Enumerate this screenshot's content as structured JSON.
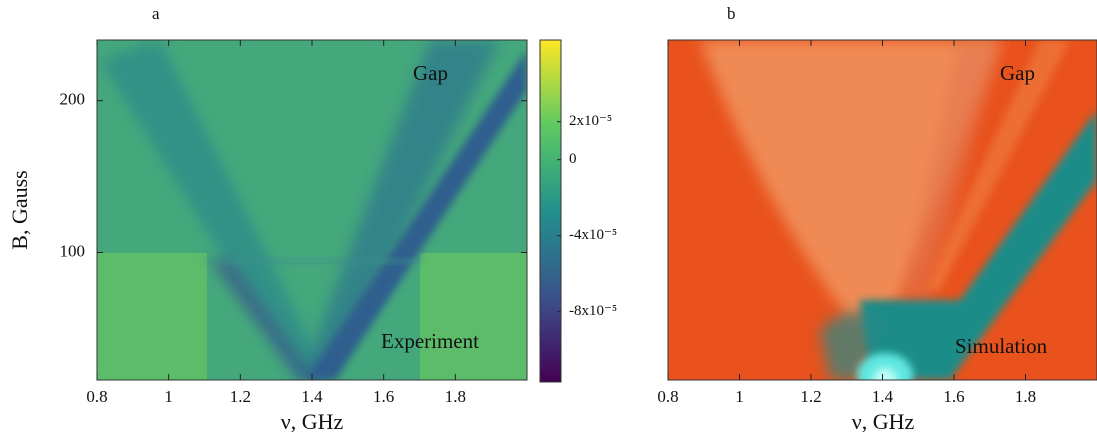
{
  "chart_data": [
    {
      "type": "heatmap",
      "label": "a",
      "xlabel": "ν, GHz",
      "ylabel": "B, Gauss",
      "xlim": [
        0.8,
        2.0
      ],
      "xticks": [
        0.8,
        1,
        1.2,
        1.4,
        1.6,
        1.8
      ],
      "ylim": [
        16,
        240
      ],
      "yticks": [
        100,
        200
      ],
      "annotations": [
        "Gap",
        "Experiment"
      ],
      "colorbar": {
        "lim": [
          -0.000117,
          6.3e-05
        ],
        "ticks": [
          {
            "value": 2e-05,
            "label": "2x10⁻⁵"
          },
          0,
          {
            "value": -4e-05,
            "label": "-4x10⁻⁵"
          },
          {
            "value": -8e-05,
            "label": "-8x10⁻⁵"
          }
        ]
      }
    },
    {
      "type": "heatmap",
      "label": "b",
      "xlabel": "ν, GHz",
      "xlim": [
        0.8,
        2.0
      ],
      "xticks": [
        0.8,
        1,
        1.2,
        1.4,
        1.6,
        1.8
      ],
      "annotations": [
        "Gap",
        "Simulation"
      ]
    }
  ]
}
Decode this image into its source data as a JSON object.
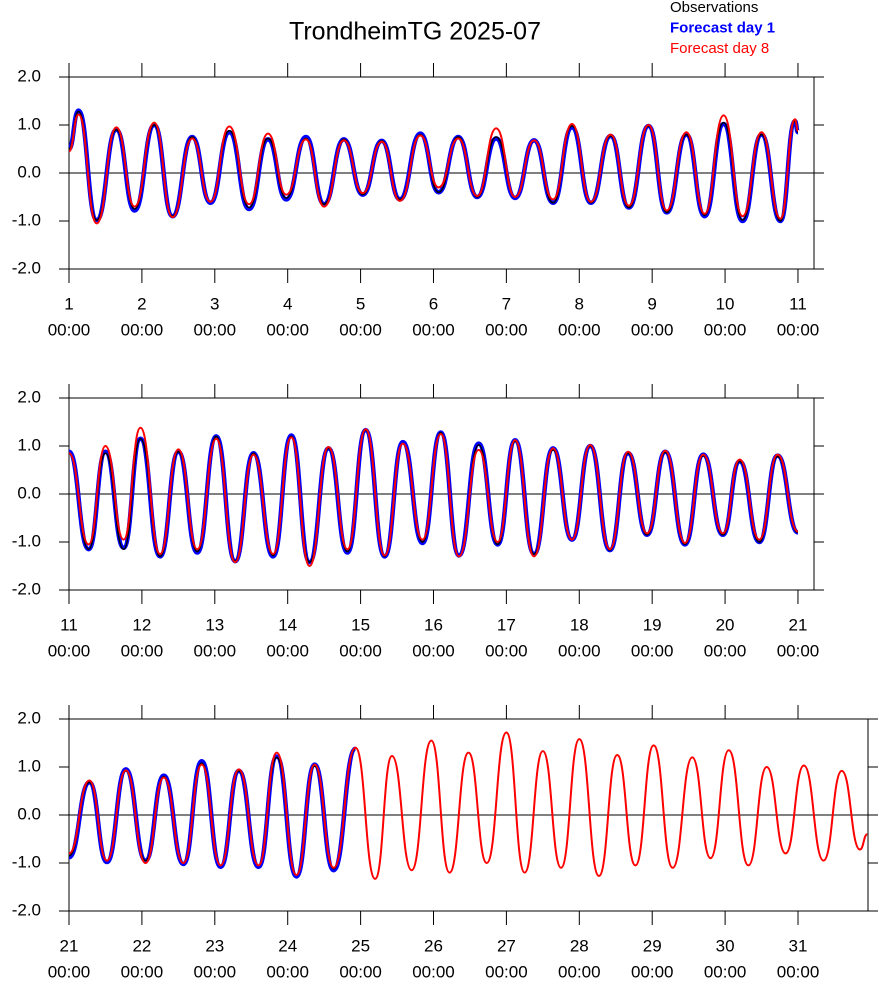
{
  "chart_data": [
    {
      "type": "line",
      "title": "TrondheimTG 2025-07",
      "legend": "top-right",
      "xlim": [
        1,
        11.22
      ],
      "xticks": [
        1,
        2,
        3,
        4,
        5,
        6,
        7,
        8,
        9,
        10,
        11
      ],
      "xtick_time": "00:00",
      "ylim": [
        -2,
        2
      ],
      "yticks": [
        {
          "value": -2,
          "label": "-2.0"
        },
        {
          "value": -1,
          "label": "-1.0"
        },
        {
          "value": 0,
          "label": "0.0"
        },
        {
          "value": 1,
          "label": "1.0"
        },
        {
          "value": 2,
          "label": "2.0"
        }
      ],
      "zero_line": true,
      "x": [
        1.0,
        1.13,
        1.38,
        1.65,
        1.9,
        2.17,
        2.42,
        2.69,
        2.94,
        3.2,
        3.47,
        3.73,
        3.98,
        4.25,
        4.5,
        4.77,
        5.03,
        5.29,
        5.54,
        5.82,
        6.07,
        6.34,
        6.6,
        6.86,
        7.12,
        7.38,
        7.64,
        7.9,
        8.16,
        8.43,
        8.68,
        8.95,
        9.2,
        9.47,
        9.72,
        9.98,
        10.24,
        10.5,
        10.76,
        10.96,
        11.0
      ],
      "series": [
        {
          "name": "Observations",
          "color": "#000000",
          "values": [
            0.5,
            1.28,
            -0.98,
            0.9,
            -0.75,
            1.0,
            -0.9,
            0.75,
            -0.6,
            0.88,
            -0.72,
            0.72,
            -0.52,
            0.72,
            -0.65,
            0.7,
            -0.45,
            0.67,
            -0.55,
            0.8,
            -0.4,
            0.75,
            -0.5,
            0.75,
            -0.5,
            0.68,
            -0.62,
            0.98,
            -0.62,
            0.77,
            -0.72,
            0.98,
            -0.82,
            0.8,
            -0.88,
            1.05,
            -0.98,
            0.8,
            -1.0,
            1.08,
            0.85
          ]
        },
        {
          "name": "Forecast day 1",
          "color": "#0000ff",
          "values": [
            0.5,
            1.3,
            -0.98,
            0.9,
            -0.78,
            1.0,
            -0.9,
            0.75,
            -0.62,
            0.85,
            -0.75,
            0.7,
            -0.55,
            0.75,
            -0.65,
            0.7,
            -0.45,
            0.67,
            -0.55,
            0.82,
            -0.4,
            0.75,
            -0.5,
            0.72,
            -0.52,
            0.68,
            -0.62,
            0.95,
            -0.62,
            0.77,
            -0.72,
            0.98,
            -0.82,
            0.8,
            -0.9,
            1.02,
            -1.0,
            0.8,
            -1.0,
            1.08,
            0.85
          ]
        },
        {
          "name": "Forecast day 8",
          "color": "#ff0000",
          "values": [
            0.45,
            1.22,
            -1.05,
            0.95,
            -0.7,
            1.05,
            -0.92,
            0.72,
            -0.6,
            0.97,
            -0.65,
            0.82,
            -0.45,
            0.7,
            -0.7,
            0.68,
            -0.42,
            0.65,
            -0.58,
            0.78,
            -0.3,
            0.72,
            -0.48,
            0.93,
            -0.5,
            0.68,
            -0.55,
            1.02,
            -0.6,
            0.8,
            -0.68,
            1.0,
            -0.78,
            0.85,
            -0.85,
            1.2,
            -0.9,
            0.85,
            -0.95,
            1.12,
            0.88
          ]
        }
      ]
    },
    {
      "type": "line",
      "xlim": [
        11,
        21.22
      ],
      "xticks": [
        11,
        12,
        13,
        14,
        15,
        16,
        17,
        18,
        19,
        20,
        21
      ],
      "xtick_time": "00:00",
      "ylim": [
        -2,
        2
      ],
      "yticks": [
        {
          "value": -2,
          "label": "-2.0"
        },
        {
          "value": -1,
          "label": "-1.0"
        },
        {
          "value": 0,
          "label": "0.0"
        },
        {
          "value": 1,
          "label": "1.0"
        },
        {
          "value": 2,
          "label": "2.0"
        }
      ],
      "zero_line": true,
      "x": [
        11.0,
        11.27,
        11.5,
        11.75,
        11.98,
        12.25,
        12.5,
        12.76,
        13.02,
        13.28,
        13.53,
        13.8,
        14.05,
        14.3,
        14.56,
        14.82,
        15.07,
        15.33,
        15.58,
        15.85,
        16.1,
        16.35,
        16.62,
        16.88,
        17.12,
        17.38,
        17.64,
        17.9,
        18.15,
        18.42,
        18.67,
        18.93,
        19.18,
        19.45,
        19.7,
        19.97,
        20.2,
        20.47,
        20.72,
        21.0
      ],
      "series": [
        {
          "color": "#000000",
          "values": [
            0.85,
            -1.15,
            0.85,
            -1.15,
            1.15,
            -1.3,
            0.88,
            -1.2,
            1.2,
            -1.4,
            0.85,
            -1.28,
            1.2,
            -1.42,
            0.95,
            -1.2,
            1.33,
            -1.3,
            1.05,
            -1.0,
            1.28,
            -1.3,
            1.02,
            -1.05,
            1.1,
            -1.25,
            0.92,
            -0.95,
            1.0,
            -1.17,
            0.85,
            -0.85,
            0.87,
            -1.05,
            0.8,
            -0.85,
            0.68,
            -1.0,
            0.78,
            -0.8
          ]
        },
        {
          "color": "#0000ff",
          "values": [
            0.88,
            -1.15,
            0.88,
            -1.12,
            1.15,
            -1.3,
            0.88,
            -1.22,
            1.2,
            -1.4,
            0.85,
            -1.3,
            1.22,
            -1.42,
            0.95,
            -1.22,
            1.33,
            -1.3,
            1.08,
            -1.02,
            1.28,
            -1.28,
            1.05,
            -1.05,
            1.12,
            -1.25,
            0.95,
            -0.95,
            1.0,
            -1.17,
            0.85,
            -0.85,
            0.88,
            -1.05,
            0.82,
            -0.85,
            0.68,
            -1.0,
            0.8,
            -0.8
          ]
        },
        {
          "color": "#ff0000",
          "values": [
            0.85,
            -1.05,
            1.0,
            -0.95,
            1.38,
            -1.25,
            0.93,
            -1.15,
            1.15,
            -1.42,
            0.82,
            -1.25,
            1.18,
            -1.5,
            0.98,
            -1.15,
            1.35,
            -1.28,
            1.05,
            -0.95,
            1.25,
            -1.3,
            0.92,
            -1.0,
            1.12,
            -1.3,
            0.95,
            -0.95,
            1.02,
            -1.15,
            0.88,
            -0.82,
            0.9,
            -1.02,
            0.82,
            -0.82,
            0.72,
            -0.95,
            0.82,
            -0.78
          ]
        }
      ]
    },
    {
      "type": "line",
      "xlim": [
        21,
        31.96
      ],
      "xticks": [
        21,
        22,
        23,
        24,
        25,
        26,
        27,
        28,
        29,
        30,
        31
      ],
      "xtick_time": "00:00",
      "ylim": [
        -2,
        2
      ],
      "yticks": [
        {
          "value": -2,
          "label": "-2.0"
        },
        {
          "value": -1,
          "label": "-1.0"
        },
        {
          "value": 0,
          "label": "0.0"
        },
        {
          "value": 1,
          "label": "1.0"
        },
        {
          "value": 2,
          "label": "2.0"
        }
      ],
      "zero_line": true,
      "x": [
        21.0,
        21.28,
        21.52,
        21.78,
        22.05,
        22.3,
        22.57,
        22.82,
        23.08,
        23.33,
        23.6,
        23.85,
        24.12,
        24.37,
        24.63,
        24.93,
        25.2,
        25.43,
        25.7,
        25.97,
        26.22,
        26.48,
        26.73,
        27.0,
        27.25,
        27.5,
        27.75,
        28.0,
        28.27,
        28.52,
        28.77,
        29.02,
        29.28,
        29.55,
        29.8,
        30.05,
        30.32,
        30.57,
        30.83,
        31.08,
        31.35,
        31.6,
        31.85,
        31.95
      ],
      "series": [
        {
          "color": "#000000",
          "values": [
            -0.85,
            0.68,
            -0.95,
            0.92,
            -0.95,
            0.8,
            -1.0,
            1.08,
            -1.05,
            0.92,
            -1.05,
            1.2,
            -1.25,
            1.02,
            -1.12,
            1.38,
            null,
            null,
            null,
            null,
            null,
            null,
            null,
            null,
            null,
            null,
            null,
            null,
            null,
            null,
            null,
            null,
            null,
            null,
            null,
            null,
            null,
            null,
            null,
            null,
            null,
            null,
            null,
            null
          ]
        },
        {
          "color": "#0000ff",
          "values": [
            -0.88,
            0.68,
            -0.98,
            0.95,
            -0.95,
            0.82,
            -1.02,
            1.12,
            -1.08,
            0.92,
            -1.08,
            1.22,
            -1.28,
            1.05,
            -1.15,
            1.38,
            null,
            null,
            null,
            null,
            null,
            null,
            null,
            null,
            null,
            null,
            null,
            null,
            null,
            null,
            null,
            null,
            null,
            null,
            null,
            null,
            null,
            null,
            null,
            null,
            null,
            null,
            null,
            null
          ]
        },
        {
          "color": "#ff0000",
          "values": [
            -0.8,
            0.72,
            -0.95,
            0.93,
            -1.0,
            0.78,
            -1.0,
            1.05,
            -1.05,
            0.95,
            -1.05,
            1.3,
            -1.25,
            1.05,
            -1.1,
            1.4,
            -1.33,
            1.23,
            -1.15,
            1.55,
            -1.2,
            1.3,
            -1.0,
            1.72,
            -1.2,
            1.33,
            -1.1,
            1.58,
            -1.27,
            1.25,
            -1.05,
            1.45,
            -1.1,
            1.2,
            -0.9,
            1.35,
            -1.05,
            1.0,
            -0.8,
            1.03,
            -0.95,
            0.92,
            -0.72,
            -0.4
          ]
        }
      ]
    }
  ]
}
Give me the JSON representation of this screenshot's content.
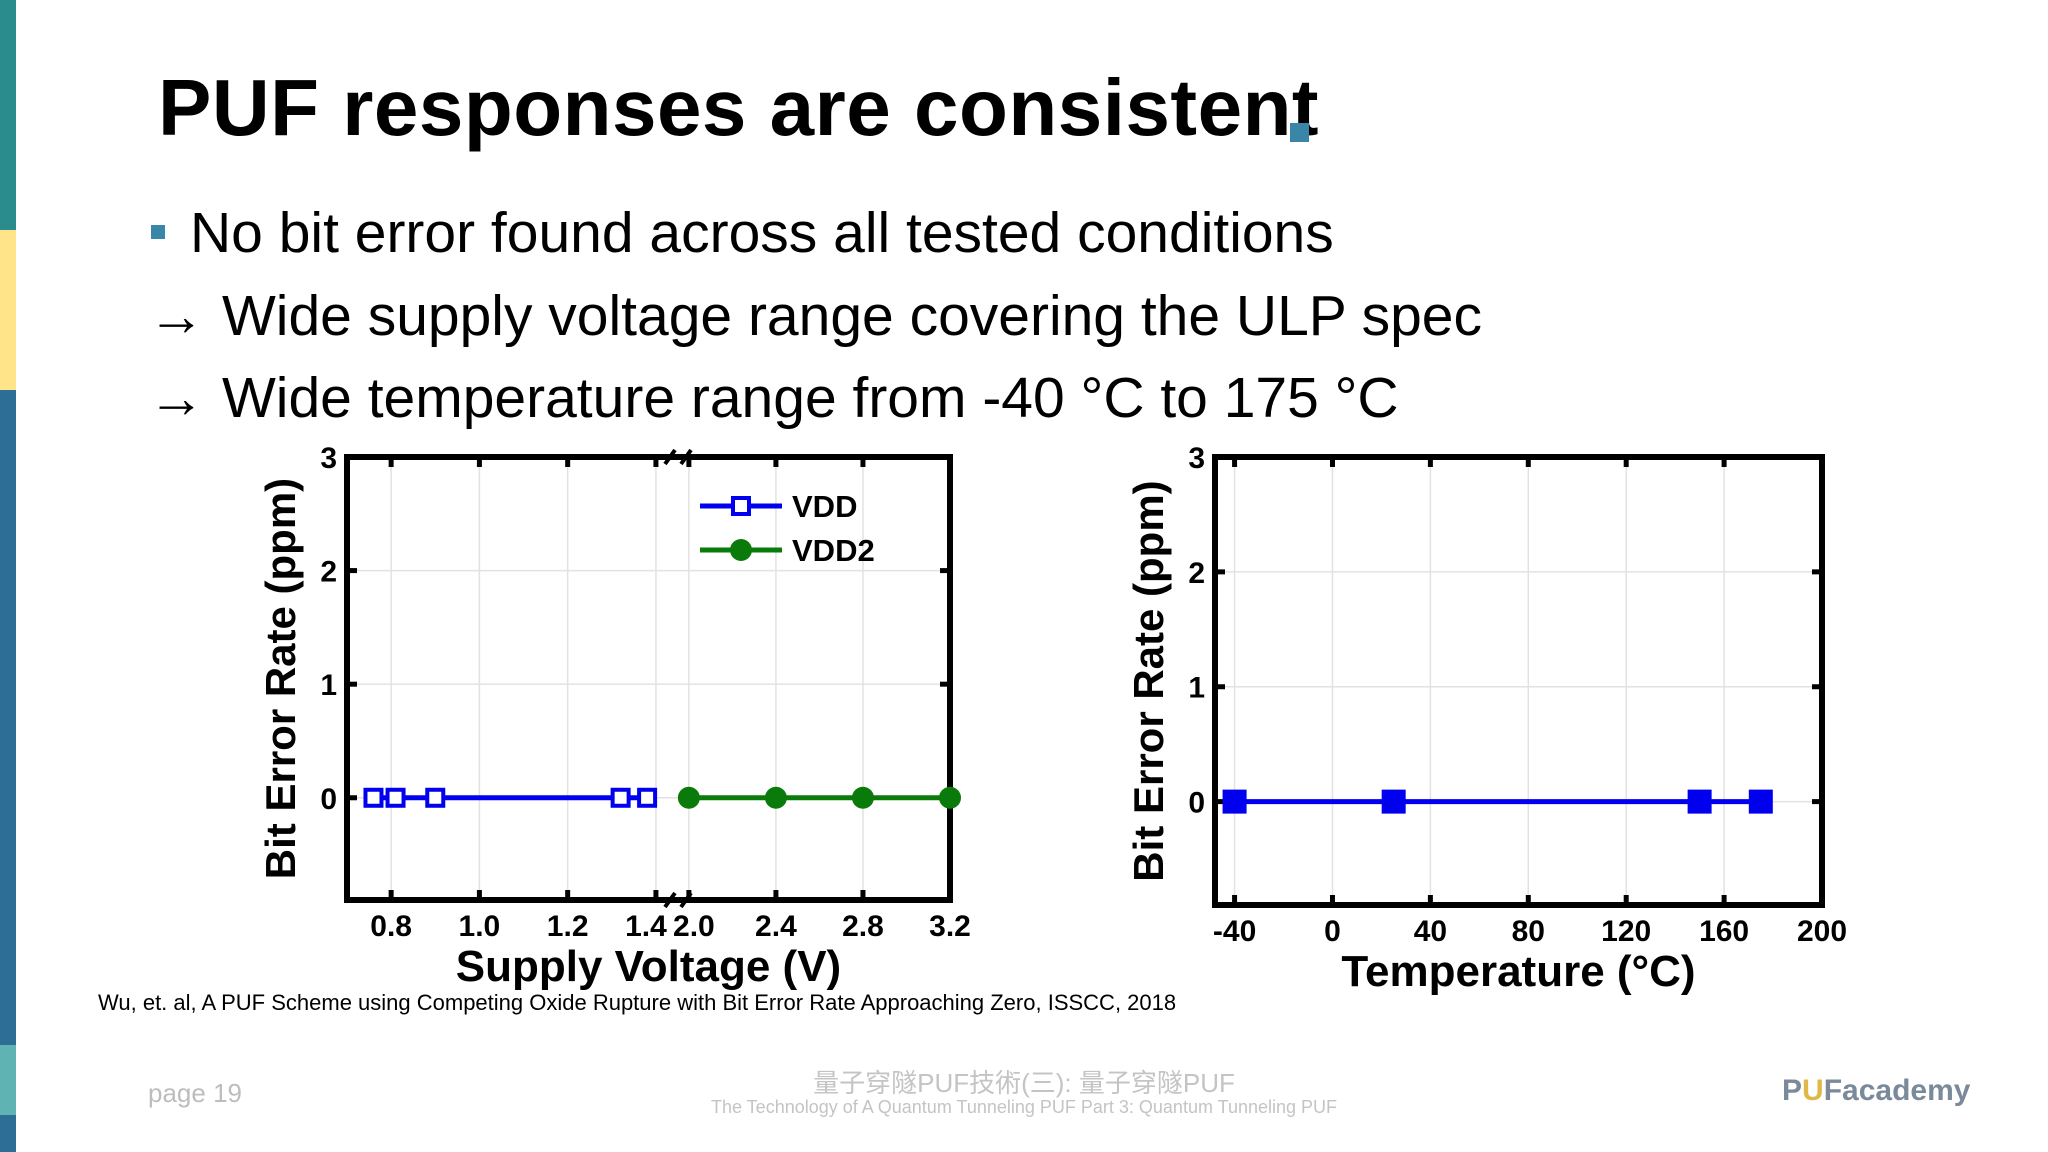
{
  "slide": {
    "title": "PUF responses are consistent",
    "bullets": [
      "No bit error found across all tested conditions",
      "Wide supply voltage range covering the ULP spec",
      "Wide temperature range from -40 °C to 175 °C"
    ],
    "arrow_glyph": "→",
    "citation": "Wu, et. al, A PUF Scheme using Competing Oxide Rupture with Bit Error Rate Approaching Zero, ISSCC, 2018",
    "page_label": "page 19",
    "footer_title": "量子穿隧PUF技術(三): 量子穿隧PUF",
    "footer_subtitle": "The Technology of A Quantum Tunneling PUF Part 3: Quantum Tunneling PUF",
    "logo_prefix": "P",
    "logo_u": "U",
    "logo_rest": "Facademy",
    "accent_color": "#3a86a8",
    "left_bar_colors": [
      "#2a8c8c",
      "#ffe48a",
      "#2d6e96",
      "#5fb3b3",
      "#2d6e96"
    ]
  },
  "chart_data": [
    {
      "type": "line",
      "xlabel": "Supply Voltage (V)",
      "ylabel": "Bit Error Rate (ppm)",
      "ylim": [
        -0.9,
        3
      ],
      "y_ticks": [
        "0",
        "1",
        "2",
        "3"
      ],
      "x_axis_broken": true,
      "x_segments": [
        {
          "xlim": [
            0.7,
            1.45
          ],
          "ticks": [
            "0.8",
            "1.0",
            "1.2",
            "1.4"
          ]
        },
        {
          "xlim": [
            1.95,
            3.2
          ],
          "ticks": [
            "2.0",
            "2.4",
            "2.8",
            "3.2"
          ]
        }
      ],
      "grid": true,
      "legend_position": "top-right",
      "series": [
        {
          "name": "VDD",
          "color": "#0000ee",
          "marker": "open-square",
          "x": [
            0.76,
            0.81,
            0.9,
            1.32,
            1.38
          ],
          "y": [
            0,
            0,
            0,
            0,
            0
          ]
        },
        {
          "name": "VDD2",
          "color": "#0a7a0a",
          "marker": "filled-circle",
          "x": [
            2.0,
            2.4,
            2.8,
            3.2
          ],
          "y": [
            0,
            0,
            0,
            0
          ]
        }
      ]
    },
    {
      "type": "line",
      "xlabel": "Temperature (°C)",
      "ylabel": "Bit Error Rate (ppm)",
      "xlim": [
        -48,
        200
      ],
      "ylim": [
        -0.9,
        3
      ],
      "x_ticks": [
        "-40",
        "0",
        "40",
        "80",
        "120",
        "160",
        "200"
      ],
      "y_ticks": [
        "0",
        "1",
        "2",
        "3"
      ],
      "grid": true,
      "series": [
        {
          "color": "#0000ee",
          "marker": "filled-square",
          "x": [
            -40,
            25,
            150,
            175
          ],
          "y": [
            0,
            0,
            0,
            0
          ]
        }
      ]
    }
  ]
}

## Written task
Look through the data above. Copy every line with the string "marker" in it.

## The solution
          "marker": "open-square",
          "marker": "filled-circle",
          "marker": "filled-square",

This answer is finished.